Reproduce all the lines below exactly and omit the images.
BEGIN INFORMATION SUPPLIED
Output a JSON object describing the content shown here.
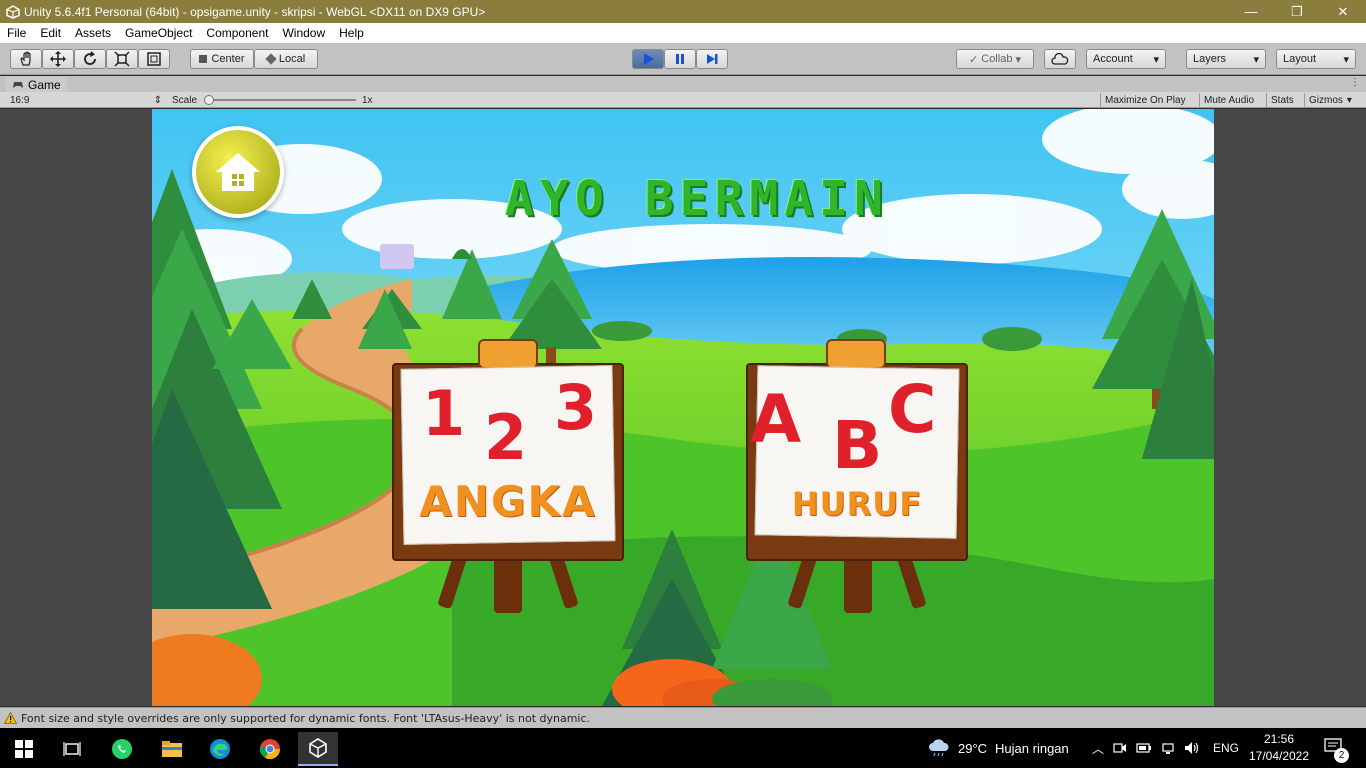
{
  "window": {
    "title": "Unity 5.6.4f1 Personal (64bit) - opsigame.unity - skripsi - WebGL <DX11 on DX9 GPU>",
    "minimize_glyph": "—",
    "maximize_glyph": "❐",
    "close_glyph": "✕"
  },
  "menu": [
    "File",
    "Edit",
    "Assets",
    "GameObject",
    "Component",
    "Window",
    "Help"
  ],
  "toolbar": {
    "center_label": "Center",
    "local_label": "Local",
    "collab_label": "Collab",
    "account_label": "Account",
    "layers_label": "Layers",
    "layout_label": "Layout",
    "dropdown_arrow": "▾"
  },
  "game_tab": {
    "label": "Game",
    "aspect": "16:9",
    "scale_label": "Scale",
    "scale_value": "1x",
    "scale_level": 0.0,
    "maximize_on_play": "Maximize On Play",
    "mute_audio": "Mute Audio",
    "stats": "Stats",
    "gizmos": "Gizmos"
  },
  "game": {
    "title": "AYO BERMAIN",
    "board_numbers": {
      "n1": "1",
      "n2": "2",
      "n3": "3",
      "label": "ANGKA"
    },
    "board_letters": {
      "a": "A",
      "b": "B",
      "c": "C",
      "label": "HURUF"
    },
    "colors": {
      "sky": "#44c8f0",
      "grass": "#5fd12e",
      "title_green": "#2fb52a",
      "red": "#e0202a",
      "orange": "#f0901e",
      "board_frame": "#7a3a12"
    }
  },
  "status_message": "Font size and style overrides are only supported for dynamic fonts. Font 'LTAsus-Heavy' is not dynamic.",
  "taskbar": {
    "icons": [
      "windows-icon",
      "task-view-icon",
      "whatsapp-icon",
      "file-explorer-icon",
      "edge-icon",
      "chrome-icon",
      "unity-icon"
    ],
    "weather_temp": "29°C",
    "weather_text": "Hujan ringan",
    "language": "ENG",
    "time": "21:56",
    "date": "17/04/2022",
    "notification_count": "2"
  }
}
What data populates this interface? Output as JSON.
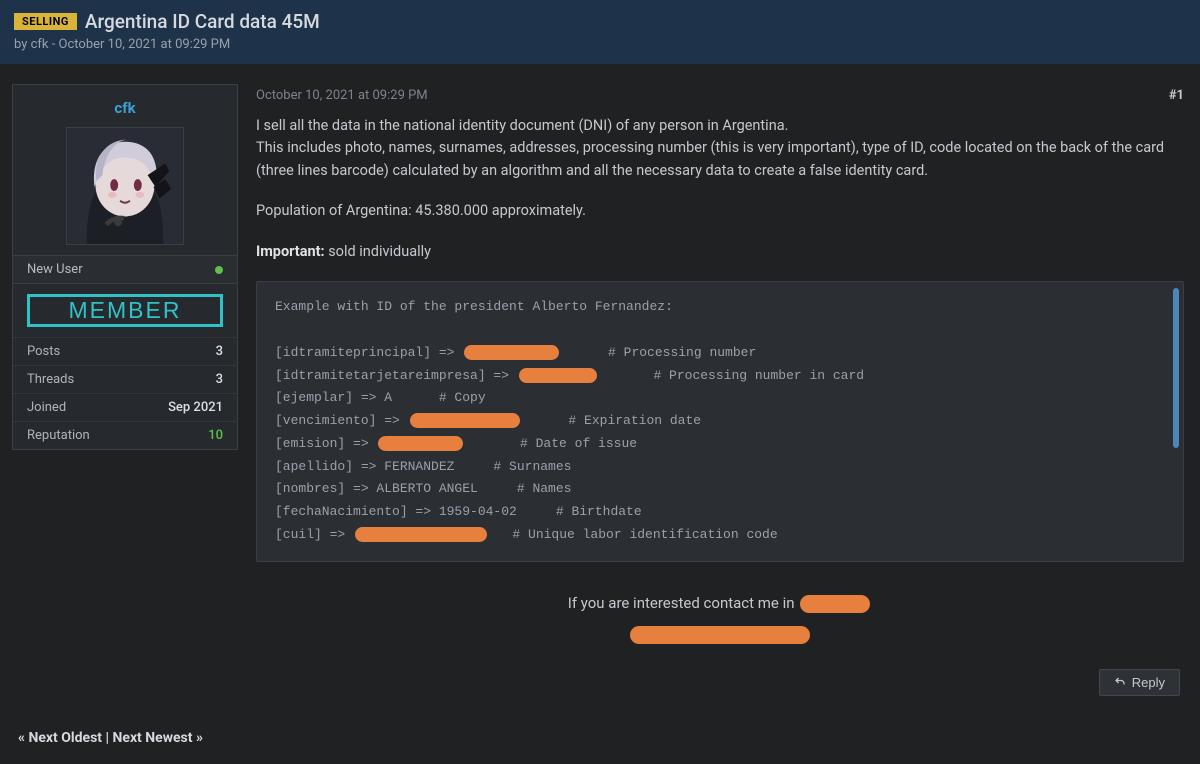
{
  "header": {
    "tag": "SELLING",
    "title": "Argentina ID Card data 45M",
    "byline": "by cfk - October 10, 2021 at 09:29 PM"
  },
  "user": {
    "name": "cfk",
    "status": "New User",
    "badge": "MEMBER",
    "stats": {
      "posts_label": "Posts",
      "posts": "3",
      "threads_label": "Threads",
      "threads": "3",
      "joined_label": "Joined",
      "joined": "Sep 2021",
      "rep_label": "Reputation",
      "rep": "10"
    }
  },
  "post": {
    "timestamp": "October 10, 2021 at 09:29 PM",
    "number": "#1",
    "p1": "I sell all the data in the national identity document (DNI) of any person in Argentina.",
    "p2": "This includes photo, names, surnames, addresses, processing number (this is very important), type of ID, code located on the back of the card (three lines barcode) calculated by an algorithm and all the necessary data to create a false identity card.",
    "p3": "Population of Argentina: 45.380.000 approximately.",
    "important_label": "Important:",
    "important_text": " sold individually",
    "code_intro": "Example with ID of the president Alberto Fernandez:",
    "code_lines": {
      "l1a": "[idtramiteprincipal] => ",
      "l1b": "      # Processing number",
      "l2a": "[idtramitetarjetareimpresa] => ",
      "l2b": "       # Processing number in card",
      "l3": "[ejemplar] => A      # Copy",
      "l4a": "[vencimiento] => ",
      "l4b": "      # Expiration date",
      "l5a": "[emision] => ",
      "l5b": "       # Date of issue",
      "l6": "[apellido] => FERNANDEZ     # Surnames",
      "l7": "[nombres] => ALBERTO ANGEL     # Names",
      "l8": "[fechaNacimiento] => 1959-04-02     # Birthdate",
      "l9a": "[cuil] => ",
      "l9b": "   # Unique labor identification code"
    },
    "contact_text": "If you are interested contact me in ",
    "reply_label": "Reply"
  },
  "footer": {
    "laquo": "« ",
    "prev": "Next Oldest",
    "sep": " | ",
    "next": "Next Newest",
    "raquo": " »"
  }
}
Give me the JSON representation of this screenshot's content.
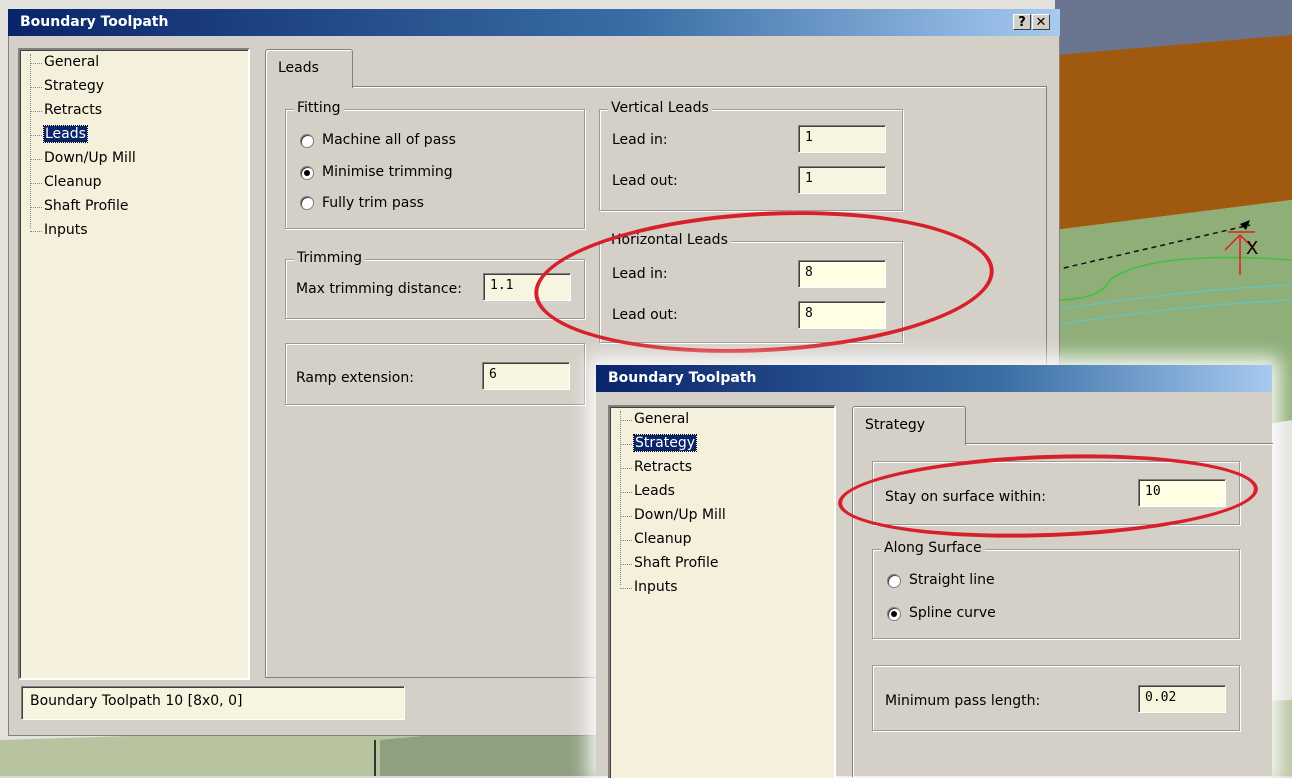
{
  "colors": {
    "titlebar": "#0a246a",
    "highlight": "#d8202a",
    "field_bg": "#f7f5e0",
    "dialog_bg": "#d4d0c8"
  },
  "main_dialog": {
    "title": "Boundary Toolpath",
    "help_button": "?",
    "close_button": "✕",
    "tree": [
      "General",
      "Strategy",
      "Retracts",
      "Leads",
      "Down/Up Mill",
      "Cleanup",
      "Shaft Profile",
      "Inputs"
    ],
    "selected_item": "Leads",
    "tab_label": "Leads",
    "fitting": {
      "label": "Fitting",
      "options": [
        "Machine all of pass",
        "Minimise trimming",
        "Fully trim pass"
      ],
      "selected": "Minimise trimming"
    },
    "vertical_leads": {
      "label": "Vertical Leads",
      "lead_in_label": "Lead in:",
      "lead_in": "1",
      "lead_out_label": "Lead out:",
      "lead_out": "1"
    },
    "trimming": {
      "label": "Trimming",
      "max_label": "Max trimming distance:",
      "max_value": "1.1"
    },
    "horizontal_leads": {
      "label": "Horizontal Leads",
      "lead_in_label": "Lead in:",
      "lead_in": "8",
      "lead_out_label": "Lead out:",
      "lead_out": "8"
    },
    "ramp": {
      "label": "Ramp extension:",
      "value": "6"
    },
    "status": "Boundary Toolpath 10 [8x0, 0]"
  },
  "strategy_dialog": {
    "title": "Boundary Toolpath",
    "tree": [
      "General",
      "Strategy",
      "Retracts",
      "Leads",
      "Down/Up Mill",
      "Cleanup",
      "Shaft Profile",
      "Inputs"
    ],
    "selected_item": "Strategy",
    "tab_label": "Strategy",
    "stay_label": "Stay on surface within:",
    "stay_value": "10",
    "along_surface": {
      "label": "Along Surface",
      "options": [
        "Straight line",
        "Spline curve"
      ],
      "selected": "Spline curve"
    },
    "min_pass_label": "Minimum pass length:",
    "min_pass_value": "0.02"
  }
}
END INFORMATION SUPPLIED
• RESULT:
Output a JSON object describing the content shown here.
{
  "window": {
    "title": "Unity 5.6.4f1 Personal (64bit) - opsigame.unity - skripsi - WebGL <DX11 on DX9 GPU>",
    "minimize_glyph": "—",
    "maximize_glyph": "❐",
    "close_glyph": "✕"
  },
  "menu": [
    "File",
    "Edit",
    "Assets",
    "GameObject",
    "Component",
    "Window",
    "Help"
  ],
  "toolbar": {
    "center_label": "Center",
    "local_label": "Local",
    "collab_label": "Collab",
    "account_label": "Account",
    "layers_label": "Layers",
    "layout_label": "Layout",
    "dropdown_arrow": "▾"
  },
  "game_tab": {
    "label": "Game",
    "aspect": "16:9",
    "scale_label": "Scale",
    "scale_value": "1x",
    "scale_level": 0.0,
    "maximize_on_play": "Maximize On Play",
    "mute_audio": "Mute Audio",
    "stats": "Stats",
    "gizmos": "Gizmos"
  },
  "game": {
    "title": "AYO BERMAIN",
    "board_numbers": {
      "n1": "1",
      "n2": "2",
      "n3": "3",
      "label": "ANGKA"
    },
    "board_letters": {
      "a": "A",
      "b": "B",
      "c": "C",
      "label": "HURUF"
    },
    "colors": {
      "sky": "#44c8f0",
      "grass": "#5fd12e",
      "title_green": "#2fb52a",
      "red": "#e0202a",
      "orange": "#f0901e",
      "board_frame": "#7a3a12"
    }
  },
  "status_message": "Font size and style overrides are only supported for dynamic fonts. Font 'LTAsus-Heavy' is not dynamic.",
  "taskbar": {
    "icons": [
      "windows-icon",
      "task-view-icon",
      "whatsapp-icon",
      "file-explorer-icon",
      "edge-icon",
      "chrome-icon",
      "unity-icon"
    ],
    "weather_temp": "29°C",
    "weather_text": "Hujan ringan",
    "language": "ENG",
    "time": "21:56",
    "date": "17/04/2022",
    "notification_count": "2"
  }
}
What data populates this interface? Output as JSON.
{
  "header": {
    "tag": "SELLING",
    "title": "Argentina ID Card data 45M",
    "byline": "by cfk - October 10, 2021 at 09:29 PM"
  },
  "user": {
    "name": "cfk",
    "status": "New User",
    "badge": "MEMBER",
    "stats": {
      "posts_label": "Posts",
      "posts": "3",
      "threads_label": "Threads",
      "threads": "3",
      "joined_label": "Joined",
      "joined": "Sep 2021",
      "rep_label": "Reputation",
      "rep": "10"
    }
  },
  "post": {
    "timestamp": "October 10, 2021 at 09:29 PM",
    "number": "#1",
    "p1": "I sell all the data in the national identity document (DNI) of any person in Argentina.",
    "p2": "This includes photo, names, surnames, addresses, processing number (this is very important), type of ID, code located on the back of the card (three lines barcode) calculated by an algorithm and all the necessary data to create a false identity card.",
    "p3": "Population of Argentina: 45.380.000 approximately.",
    "important_label": "Important:",
    "important_text": " sold individually",
    "code_intro": "Example with ID of the president Alberto Fernandez:",
    "code_lines": {
      "l1a": "[idtramiteprincipal] => ",
      "l1b": "      # Processing number",
      "l2a": "[idtramitetarjetareimpresa] => ",
      "l2b": "       # Processing number in card",
      "l3": "[ejemplar] => A      # Copy",
      "l4a": "[vencimiento] => ",
      "l4b": "      # Expiration date",
      "l5a": "[emision] => ",
      "l5b": "       # Date of issue",
      "l6": "[apellido] => FERNANDEZ     # Surnames",
      "l7": "[nombres] => ALBERTO ANGEL     # Names",
      "l8": "[fechaNacimiento] => 1959-04-02     # Birthdate",
      "l9a": "[cuil] => ",
      "l9b": "   # Unique labor identification code"
    },
    "contact_text": "If you are interested contact me in ",
    "reply_label": "Reply"
  },
  "footer": {
    "laquo": "« ",
    "prev": "Next Oldest",
    "sep": " | ",
    "next": "Next Newest",
    "raquo": " »"
  }
}
Give me the JSON representation of this screenshot's content.
{
  "colors": {
    "titlebar": "#0a246a",
    "highlight": "#d8202a",
    "field_bg": "#f7f5e0",
    "dialog_bg": "#d4d0c8"
  },
  "main_dialog": {
    "title": "Boundary Toolpath",
    "help_button": "?",
    "close_button": "✕",
    "tree": [
      "General",
      "Strategy",
      "Retracts",
      "Leads",
      "Down/Up Mill",
      "Cleanup",
      "Shaft Profile",
      "Inputs"
    ],
    "selected_item": "Leads",
    "tab_label": "Leads",
    "fitting": {
      "label": "Fitting",
      "options": [
        "Machine all of pass",
        "Minimise trimming",
        "Fully trim pass"
      ],
      "selected": "Minimise trimming"
    },
    "vertical_leads": {
      "label": "Vertical Leads",
      "lead_in_label": "Lead in:",
      "lead_in": "1",
      "lead_out_label": "Lead out:",
      "lead_out": "1"
    },
    "trimming": {
      "label": "Trimming",
      "max_label": "Max trimming distance:",
      "max_value": "1.1"
    },
    "horizontal_leads": {
      "label": "Horizontal Leads",
      "lead_in_label": "Lead in:",
      "lead_in": "8",
      "lead_out_label": "Lead out:",
      "lead_out": "8"
    },
    "ramp": {
      "label": "Ramp extension:",
      "value": "6"
    },
    "status": "Boundary Toolpath 10 [8x0, 0]"
  },
  "strategy_dialog": {
    "title": "Boundary Toolpath",
    "tree": [
      "General",
      "Strategy",
      "Retracts",
      "Leads",
      "Down/Up Mill",
      "Cleanup",
      "Shaft Profile",
      "Inputs"
    ],
    "selected_item": "Strategy",
    "tab_label": "Strategy",
    "stay_label": "Stay on surface within:",
    "stay_value": "10",
    "along_surface": {
      "label": "Along Surface",
      "options": [
        "Straight line",
        "Spline curve"
      ],
      "selected": "Spline curve"
    },
    "min_pass_label": "Minimum pass length:",
    "min_pass_value": "0.02"
  }
}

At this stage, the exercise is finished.